[Do this] Copy each record exactly as it reads, leaving out any pictures it holds.

Excerpts from a figure dataset:
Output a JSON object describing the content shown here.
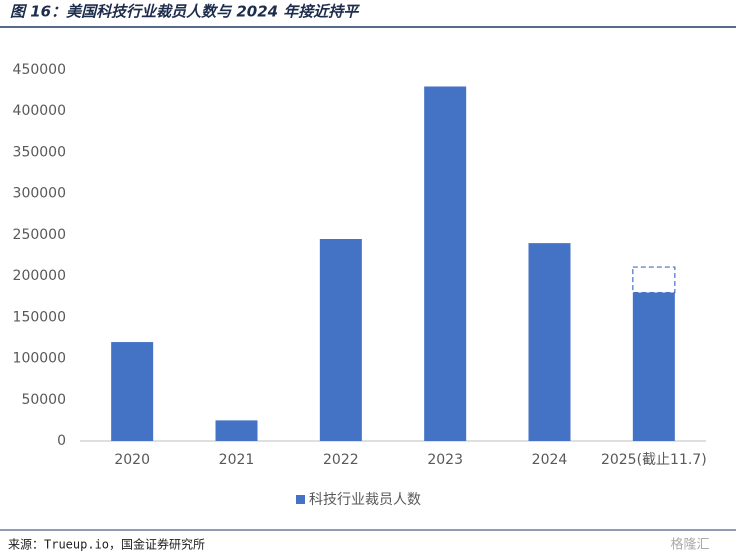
{
  "chart_data": {
    "type": "bar",
    "title": "图 16：美国科技行业裁员人数与 2024 年接近持平",
    "categories": [
      "2020",
      "2021",
      "2022",
      "2023",
      "2024",
      "2025(截止11.7)"
    ],
    "series": [
      {
        "name": "科技行业裁员人数",
        "color": "#4472c4",
        "values": [
          120000,
          25000,
          245000,
          430000,
          240000,
          180000
        ]
      }
    ],
    "dashed_values": [
      null,
      null,
      null,
      null,
      null,
      211000
    ],
    "ylim": [
      0,
      450000
    ],
    "yticks": [
      0,
      50000,
      100000,
      150000,
      200000,
      250000,
      300000,
      350000,
      400000,
      450000
    ],
    "grid": false,
    "legend": "bottom",
    "source": "来源：Trueup.io，国金证券研究所",
    "watermark": "格隆汇"
  }
}
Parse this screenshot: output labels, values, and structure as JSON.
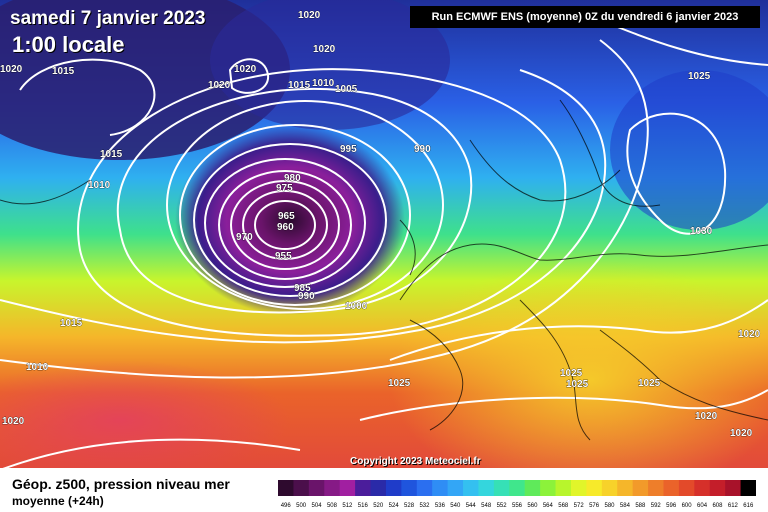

[Answer below]
Output a JSON object describing the content shown here.
{
  "chart_data": {
    "type": "bar",
    "title": "图 16：美国科技行业裁员人数与 2024 年接近持平",
    "categories": [
      "2020",
      "2021",
      "2022",
      "2023",
      "2024",
      "2025(截止11.7)"
    ],
    "series": [
      {
        "name": "科技行业裁员人数",
        "color": "#4472c4",
        "values": [
          120000,
          25000,
          245000,
          430000,
          240000,
          180000
        ]
      }
    ],
    "dashed_values": [
      null,
      null,
      null,
      null,
      null,
      211000
    ],
    "ylim": [
      0,
      450000
    ],
    "yticks": [
      0,
      50000,
      100000,
      150000,
      200000,
      250000,
      300000,
      350000,
      400000,
      450000
    ],
    "grid": false,
    "legend": "bottom",
    "source": "来源：Trueup.io，国金证券研究所",
    "watermark": "格隆汇"
  }
}
Parse this screenshot: output labels, values, and structure as JSON.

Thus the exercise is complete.